*SET TASK*. Search the records below for the word "торфа" and show every line where it occurs.

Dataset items

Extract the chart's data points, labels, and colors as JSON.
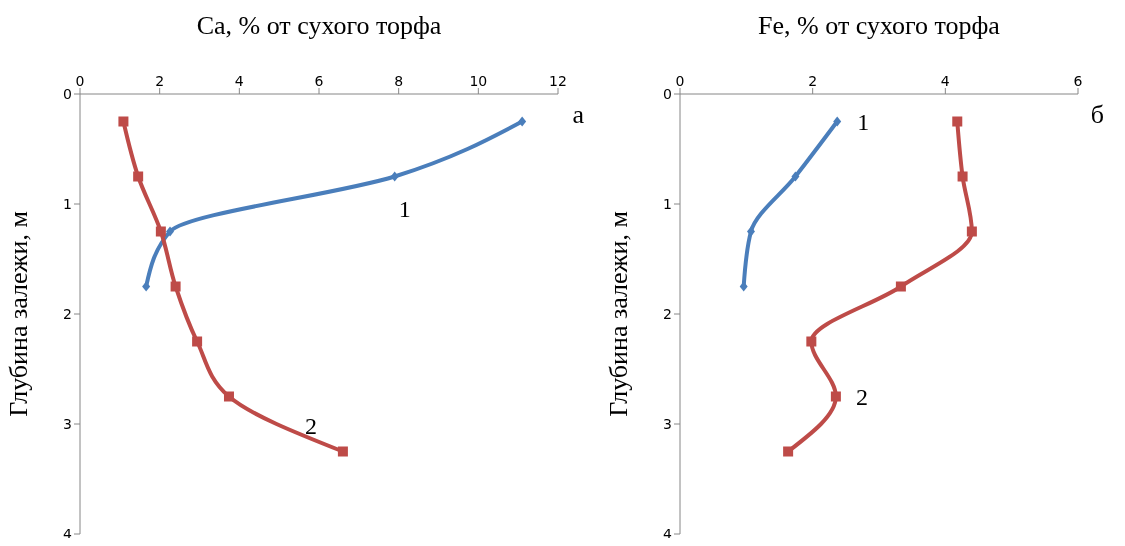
{
  "chart_data": [
    {
      "type": "line",
      "orientation": "horizontal",
      "xlabel": "Ca, % от сухого торфа",
      "ylabel": "Глубина залежи, м",
      "xlim": [
        0,
        12
      ],
      "xticks": [
        0,
        2,
        4,
        6,
        8,
        10,
        12
      ],
      "ylim": [
        4,
        0
      ],
      "yticks": [
        0,
        1,
        2,
        3,
        4
      ],
      "grid": false,
      "legend": false,
      "line_style": "solid",
      "series": [
        {
          "name": "1",
          "color": "#4a7ebb",
          "marker": "diamond",
          "x": [
            0.25,
            0.75,
            1.25,
            1.75
          ],
          "values": [
            11.1,
            7.9,
            2.26,
            1.66
          ]
        },
        {
          "name": "2",
          "color": "#be4b48",
          "marker": "square",
          "x": [
            0.25,
            0.75,
            1.25,
            1.75,
            2.25,
            2.75,
            3.25
          ],
          "values": [
            1.09,
            1.46,
            2.03,
            2.4,
            2.94,
            3.74,
            6.6
          ]
        }
      ],
      "annotations": [
        "а"
      ]
    },
    {
      "type": "line",
      "orientation": "horizontal",
      "xlabel": "Fe, % от сухого торфа",
      "ylabel": "Глубина залежи, м",
      "xlim": [
        0,
        6
      ],
      "xticks": [
        0,
        2,
        4,
        6
      ],
      "ylim": [
        4,
        0
      ],
      "yticks": [
        0,
        1,
        2,
        3,
        4
      ],
      "grid": false,
      "legend": false,
      "line_style": "solid",
      "series": [
        {
          "name": "1",
          "color": "#4a7ebb",
          "marker": "diamond",
          "x": [
            0.25,
            0.75,
            1.25,
            1.75
          ],
          "values": [
            2.37,
            1.74,
            1.07,
            0.96
          ]
        },
        {
          "name": "2",
          "color": "#be4b48",
          "marker": "square",
          "x": [
            0.25,
            0.75,
            1.25,
            1.75,
            2.25,
            2.75,
            3.25
          ],
          "values": [
            4.18,
            4.26,
            4.4,
            3.33,
            1.98,
            2.35,
            1.63
          ]
        }
      ],
      "annotations": [
        "б"
      ]
    }
  ]
}
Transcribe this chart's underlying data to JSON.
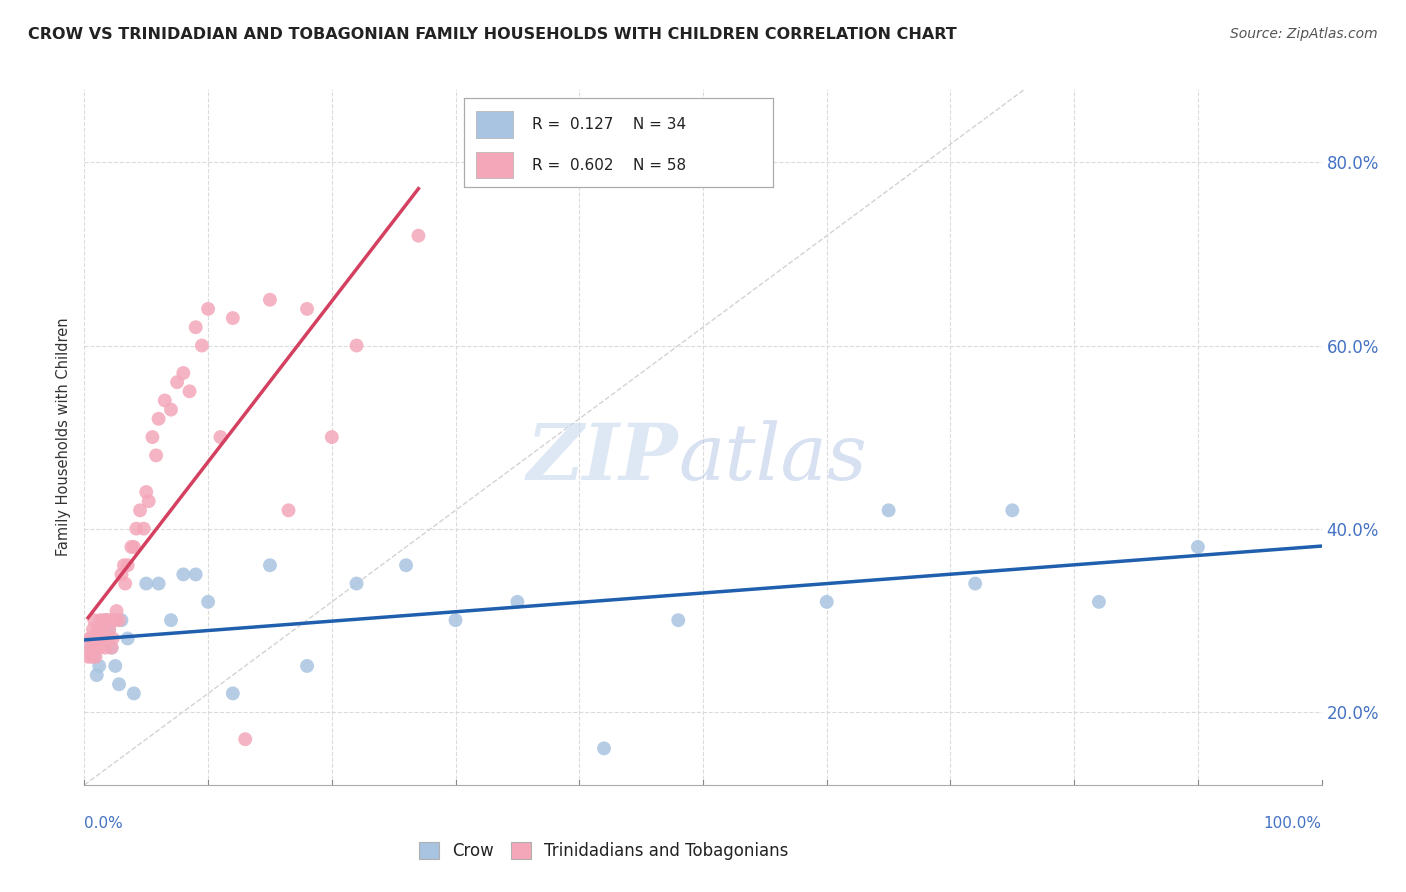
{
  "title": "CROW VS TRINIDADIAN AND TOBAGONIAN FAMILY HOUSEHOLDS WITH CHILDREN CORRELATION CHART",
  "source": "Source: ZipAtlas.com",
  "ylabel": "Family Households with Children",
  "xlim": [
    0.0,
    1.0
  ],
  "ylim": [
    0.12,
    0.88
  ],
  "ytick_values": [
    0.2,
    0.4,
    0.6,
    0.8
  ],
  "xtick_values": [
    0.0,
    0.1,
    0.2,
    0.3,
    0.4,
    0.5,
    0.6,
    0.7,
    0.8,
    0.9,
    1.0
  ],
  "crow_R": 0.127,
  "crow_N": 34,
  "tnt_R": 0.602,
  "tnt_N": 58,
  "crow_color": "#a8c4e0",
  "tnt_color": "#f4a7b9",
  "crow_line_color": "#1f5fad",
  "tnt_line_color": "#d44060",
  "identity_line_color": "#c8c8c8",
  "background_color": "#ffffff",
  "grid_color": "#d8d8d8",
  "crow_points_x": [
    0.005,
    0.008,
    0.01,
    0.012,
    0.015,
    0.018,
    0.02,
    0.022,
    0.025,
    0.028,
    0.03,
    0.035,
    0.04,
    0.05,
    0.06,
    0.07,
    0.08,
    0.09,
    0.1,
    0.12,
    0.15,
    0.18,
    0.22,
    0.26,
    0.3,
    0.35,
    0.42,
    0.48,
    0.6,
    0.65,
    0.72,
    0.75,
    0.82,
    0.9
  ],
  "crow_points_y": [
    0.27,
    0.26,
    0.24,
    0.25,
    0.28,
    0.3,
    0.29,
    0.27,
    0.25,
    0.23,
    0.3,
    0.28,
    0.22,
    0.34,
    0.34,
    0.3,
    0.35,
    0.35,
    0.32,
    0.22,
    0.36,
    0.25,
    0.34,
    0.36,
    0.3,
    0.32,
    0.16,
    0.3,
    0.32,
    0.42,
    0.34,
    0.42,
    0.32,
    0.38
  ],
  "tnt_points_x": [
    0.003,
    0.004,
    0.005,
    0.006,
    0.006,
    0.007,
    0.007,
    0.008,
    0.008,
    0.009,
    0.01,
    0.011,
    0.012,
    0.013,
    0.014,
    0.015,
    0.016,
    0.017,
    0.018,
    0.019,
    0.02,
    0.021,
    0.022,
    0.023,
    0.025,
    0.026,
    0.028,
    0.03,
    0.032,
    0.033,
    0.035,
    0.038,
    0.04,
    0.042,
    0.045,
    0.048,
    0.05,
    0.052,
    0.055,
    0.058,
    0.06,
    0.065,
    0.07,
    0.075,
    0.08,
    0.085,
    0.09,
    0.095,
    0.1,
    0.11,
    0.12,
    0.13,
    0.15,
    0.165,
    0.18,
    0.2,
    0.22,
    0.27
  ],
  "tnt_points_y": [
    0.26,
    0.28,
    0.27,
    0.26,
    0.28,
    0.27,
    0.29,
    0.28,
    0.3,
    0.26,
    0.28,
    0.29,
    0.27,
    0.3,
    0.28,
    0.29,
    0.3,
    0.27,
    0.3,
    0.28,
    0.29,
    0.3,
    0.27,
    0.28,
    0.3,
    0.31,
    0.3,
    0.35,
    0.36,
    0.34,
    0.36,
    0.38,
    0.38,
    0.4,
    0.42,
    0.4,
    0.44,
    0.43,
    0.5,
    0.48,
    0.52,
    0.54,
    0.53,
    0.56,
    0.57,
    0.55,
    0.62,
    0.6,
    0.64,
    0.5,
    0.63,
    0.17,
    0.65,
    0.42,
    0.64,
    0.5,
    0.6,
    0.72
  ]
}
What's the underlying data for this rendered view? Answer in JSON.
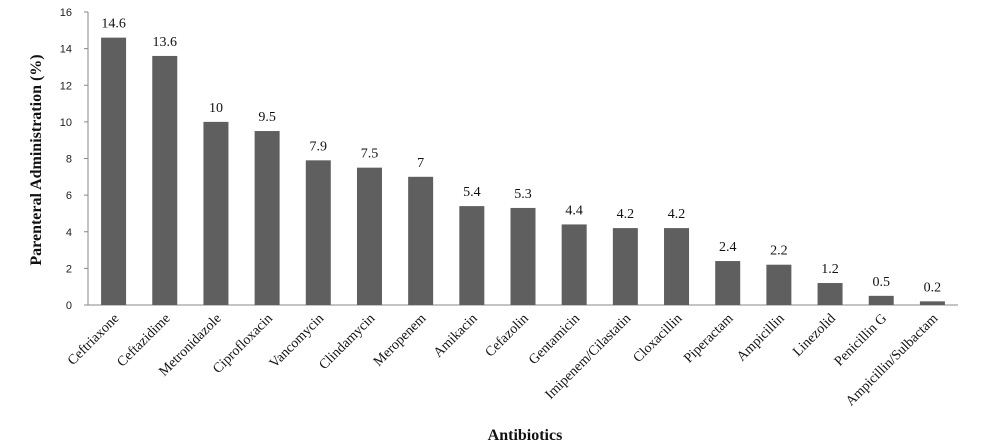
{
  "chart_data": {
    "type": "bar",
    "title": "",
    "xlabel": "Antibiotics",
    "ylabel": "Parenteral Administration (%)",
    "ylim": [
      0,
      16
    ],
    "yticks": [
      0,
      2,
      4,
      6,
      8,
      10,
      12,
      14,
      16
    ],
    "grid": false,
    "legend": "none",
    "bar_color": "#5f5f5f",
    "categories": [
      "Ceftriaxone",
      "Ceftazidime",
      "Metronidazole",
      "Ciprofloxacin",
      "Vancomycin",
      "Clindamycin",
      "Meropenem",
      "Amikacin",
      "Cefazolin",
      "Gentamicin",
      "Imipenem/Cilastatin",
      "Cloxacillin",
      "Piperactam",
      "Ampicillin",
      "Linezolid",
      "Penicillin G",
      "Ampicillin/Sulbactam"
    ],
    "values": [
      14.6,
      13.6,
      10,
      9.5,
      7.9,
      7.5,
      7,
      5.4,
      5.3,
      4.4,
      4.2,
      4.2,
      2.4,
      2.2,
      1.2,
      0.5,
      0.2
    ],
    "value_labels": [
      "14.6",
      "13.6",
      "10",
      "9.5",
      "7.9",
      "7.5",
      "7",
      "5.4",
      "5.3",
      "4.4",
      "4.2",
      "4.2",
      "2.4",
      "2.2",
      "1.2",
      "0.5",
      "0.2"
    ]
  }
}
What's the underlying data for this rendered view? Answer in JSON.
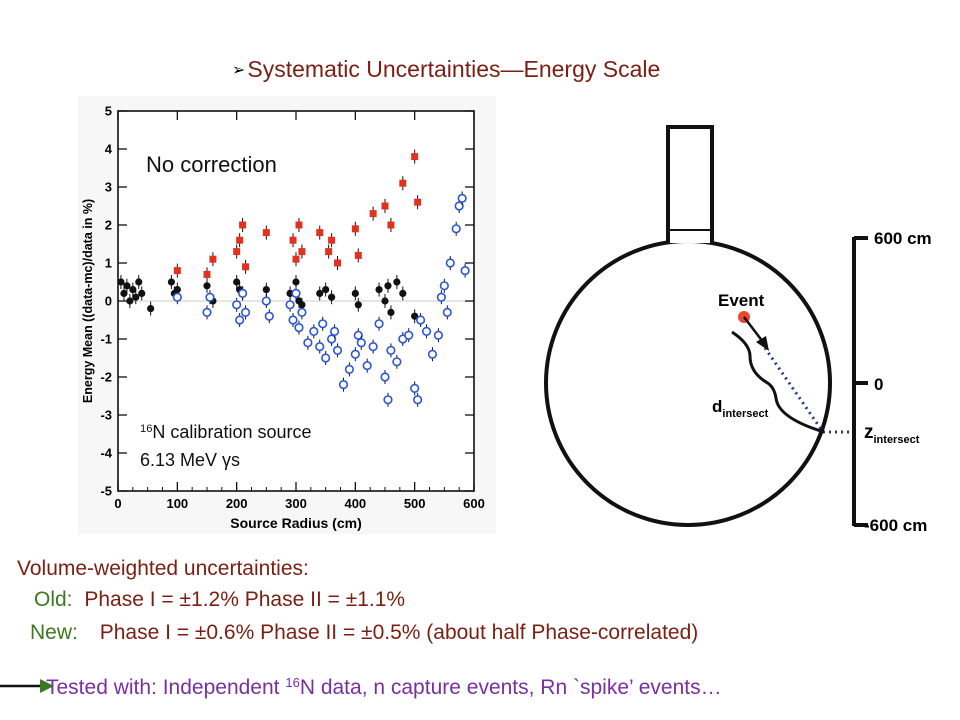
{
  "slide": {
    "title_bullet": "➢",
    "title": "Systematic Uncertainties—Energy Scale"
  },
  "chart_data": {
    "type": "scatter",
    "title": "",
    "annotation": "No correction",
    "source_label_sup": "16",
    "source_label_rest": "N calibration source",
    "energy_label": "6.13 MeV γs",
    "xlabel": "Source Radius (cm)",
    "ylabel": "Energy Mean ((data-mc)/data in %)",
    "xlim": [
      0,
      600
    ],
    "ylim": [
      -5,
      5
    ],
    "xticks": [
      0,
      100,
      200,
      300,
      400,
      500,
      600
    ],
    "yticks": [
      -5,
      -4,
      -3,
      -2,
      -1,
      0,
      1,
      2,
      3,
      4,
      5
    ],
    "colors": {
      "red": "#e0331f",
      "black": "#111111",
      "blue": "#2b55d9"
    },
    "series": [
      {
        "marker": "red-filled-square",
        "x": [
          100,
          150,
          160,
          200,
          205,
          210,
          215,
          250,
          295,
          300,
          305,
          310,
          340,
          355,
          360,
          370,
          400,
          405,
          430,
          450,
          460,
          480,
          500,
          505
        ],
        "values": [
          0.8,
          0.7,
          1.1,
          1.3,
          1.6,
          2.0,
          0.9,
          1.8,
          1.6,
          1.1,
          2.0,
          1.3,
          1.8,
          1.3,
          1.6,
          1.0,
          1.9,
          1.2,
          2.3,
          2.5,
          2.0,
          3.1,
          3.8,
          2.6
        ]
      },
      {
        "marker": "black-filled-circle",
        "x": [
          5,
          10,
          15,
          20,
          25,
          30,
          35,
          40,
          55,
          90,
          95,
          100,
          150,
          160,
          200,
          205,
          210,
          250,
          290,
          300,
          305,
          310,
          340,
          350,
          360,
          400,
          405,
          440,
          450,
          455,
          460,
          470,
          480,
          500
        ],
        "values": [
          0.5,
          0.2,
          0.4,
          0.0,
          0.3,
          0.1,
          0.5,
          0.2,
          -0.2,
          0.5,
          0.2,
          0.3,
          0.4,
          0.0,
          0.5,
          0.3,
          0.2,
          0.3,
          0.2,
          0.5,
          0.0,
          -0.1,
          0.2,
          0.3,
          0.1,
          0.2,
          -0.1,
          0.3,
          0.0,
          0.4,
          -0.3,
          0.5,
          0.2,
          -0.4
        ]
      },
      {
        "marker": "blue-open-circle",
        "x": [
          100,
          150,
          155,
          200,
          205,
          210,
          215,
          250,
          255,
          290,
          295,
          300,
          305,
          310,
          320,
          330,
          340,
          345,
          350,
          360,
          365,
          370,
          380,
          390,
          400,
          405,
          410,
          420,
          430,
          440,
          450,
          455,
          460,
          470,
          480,
          490,
          500,
          505,
          510,
          520,
          530,
          540,
          545,
          550,
          555,
          560,
          570,
          575,
          580,
          585
        ],
        "values": [
          0.1,
          -0.3,
          0.1,
          -0.1,
          -0.5,
          0.2,
          -0.3,
          0.0,
          -0.4,
          -0.1,
          -0.5,
          0.2,
          -0.7,
          -0.3,
          -1.1,
          -0.8,
          -1.2,
          -0.6,
          -1.5,
          -1.0,
          -0.8,
          -1.3,
          -2.2,
          -1.8,
          -1.4,
          -0.9,
          -1.1,
          -1.7,
          -1.2,
          -0.6,
          -2.0,
          -2.6,
          -1.3,
          -1.6,
          -1.0,
          -0.9,
          -2.3,
          -2.6,
          -0.5,
          -0.8,
          -1.4,
          -0.9,
          0.1,
          0.4,
          -0.3,
          1.0,
          1.9,
          2.5,
          2.7,
          0.8
        ]
      }
    ]
  },
  "diagram": {
    "event_label": "Event",
    "d_label": "d",
    "d_sub": "intersect",
    "z_label": "z",
    "z_sub": "intersect",
    "scale_top": "600 cm",
    "scale_mid": "0",
    "scale_bottom": "-600 cm",
    "colors": {
      "event_dot": "#e8482c",
      "dotted_line": "#1f3a8a"
    }
  },
  "summary": {
    "heading": "Volume-weighted uncertainties:",
    "old_label": "Old:",
    "old_values": "Phase I = ±1.2%  Phase II = ±1.1%",
    "new_label": "New:",
    "new_values": "Phase I = ±0.6%  Phase II = ±0.5% (about half Phase-correlated)",
    "tested_prefix": "Tested with: Independent ",
    "tested_sup": "16",
    "tested_rest": "N data, n capture events, Rn `spike’ events…"
  }
}
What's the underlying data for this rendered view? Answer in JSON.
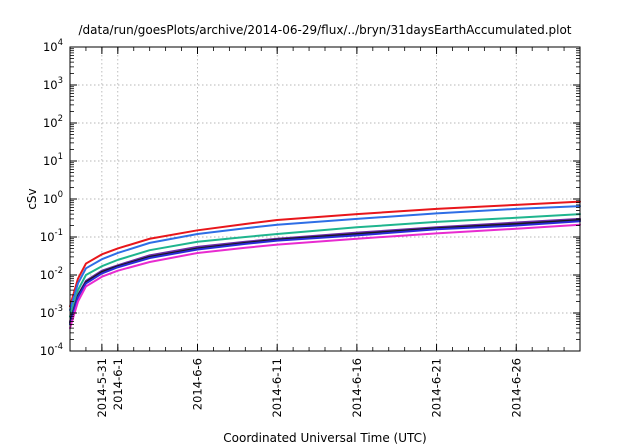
{
  "chart_data": {
    "type": "line",
    "title": "/data/run/goesPlots/archive/2014-06-29/flux/../bryn/31daysEarthAccumulated.plot",
    "xlabel": "Coordinated Universal Time (UTC)",
    "ylabel": "cSv",
    "x_axis": {
      "kind": "date",
      "range": [
        "2014-05-29",
        "2014-06-30"
      ],
      "ticks": [
        "2014-5-31",
        "2014-6-1",
        "2014-6-6",
        "2014-6-11",
        "2014-6-16",
        "2014-6-21",
        "2014-6-26"
      ],
      "tick_dates": [
        "2014-05-31",
        "2014-06-01",
        "2014-06-06",
        "2014-06-11",
        "2014-06-16",
        "2014-06-21",
        "2014-06-26"
      ]
    },
    "y_axis": {
      "scale": "log",
      "range": [
        0.0001,
        10000
      ],
      "tick_exponents": [
        -4,
        -3,
        -2,
        -1,
        0,
        1,
        2,
        3,
        4
      ]
    },
    "grid": true,
    "legend": "none",
    "series_x": [
      "2014-05-29",
      "2014-05-29T12:00",
      "2014-05-30",
      "2014-05-31",
      "2014-06-01",
      "2014-06-03",
      "2014-06-06",
      "2014-06-09",
      "2014-06-11",
      "2014-06-16",
      "2014-06-21",
      "2014-06-26",
      "2014-06-30"
    ],
    "series": [
      {
        "color": "#e8161b",
        "values": [
          0.0015,
          0.008,
          0.02,
          0.035,
          0.05,
          0.09,
          0.15,
          0.22,
          0.28,
          0.4,
          0.55,
          0.7,
          0.85
        ]
      },
      {
        "color": "#2e6ee6",
        "values": [
          0.0012,
          0.006,
          0.015,
          0.026,
          0.038,
          0.07,
          0.12,
          0.17,
          0.21,
          0.3,
          0.42,
          0.55,
          0.65
        ]
      },
      {
        "color": "#1fb58e",
        "values": [
          0.0008,
          0.004,
          0.01,
          0.017,
          0.025,
          0.045,
          0.075,
          0.1,
          0.12,
          0.18,
          0.25,
          0.32,
          0.4
        ]
      },
      {
        "color": "#6b2aa8",
        "values": [
          0.0006,
          0.003,
          0.007,
          0.013,
          0.018,
          0.033,
          0.055,
          0.075,
          0.09,
          0.13,
          0.18,
          0.24,
          0.3
        ]
      },
      {
        "color": "#1a1a1a",
        "values": [
          0.00055,
          0.0028,
          0.0065,
          0.012,
          0.017,
          0.03,
          0.05,
          0.07,
          0.085,
          0.12,
          0.17,
          0.22,
          0.28
        ]
      },
      {
        "color": "#2a2ad8",
        "values": [
          0.0005,
          0.0026,
          0.006,
          0.011,
          0.016,
          0.028,
          0.047,
          0.066,
          0.08,
          0.11,
          0.16,
          0.2,
          0.26
        ]
      },
      {
        "color": "#e82bd0",
        "values": [
          0.0004,
          0.002,
          0.005,
          0.009,
          0.013,
          0.022,
          0.038,
          0.052,
          0.063,
          0.09,
          0.125,
          0.165,
          0.21
        ]
      }
    ]
  }
}
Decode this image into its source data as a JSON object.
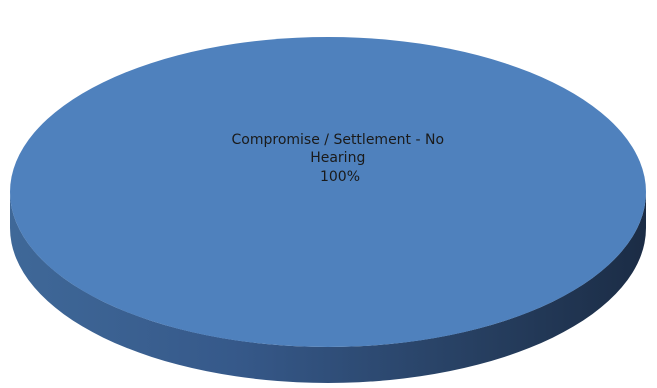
{
  "chart_data": {
    "type": "pie",
    "style": "3d",
    "slices": [
      {
        "label": "Compromise / Settlement - No Hearing",
        "label_lines": [
          "Compromise / Settlement - No",
          "Hearing"
        ],
        "percent_label": "100%",
        "value": 100,
        "color": "#4f81bd"
      }
    ],
    "colors": {
      "top": "#4f81bd",
      "side_light": "#4a76ad",
      "side_dark": "#1f334f"
    }
  }
}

*IN RESPONSE*.
      "xlabel": "Ca, % от сухого торфа",
      "xlabel": "Fe, % от сухого торфа",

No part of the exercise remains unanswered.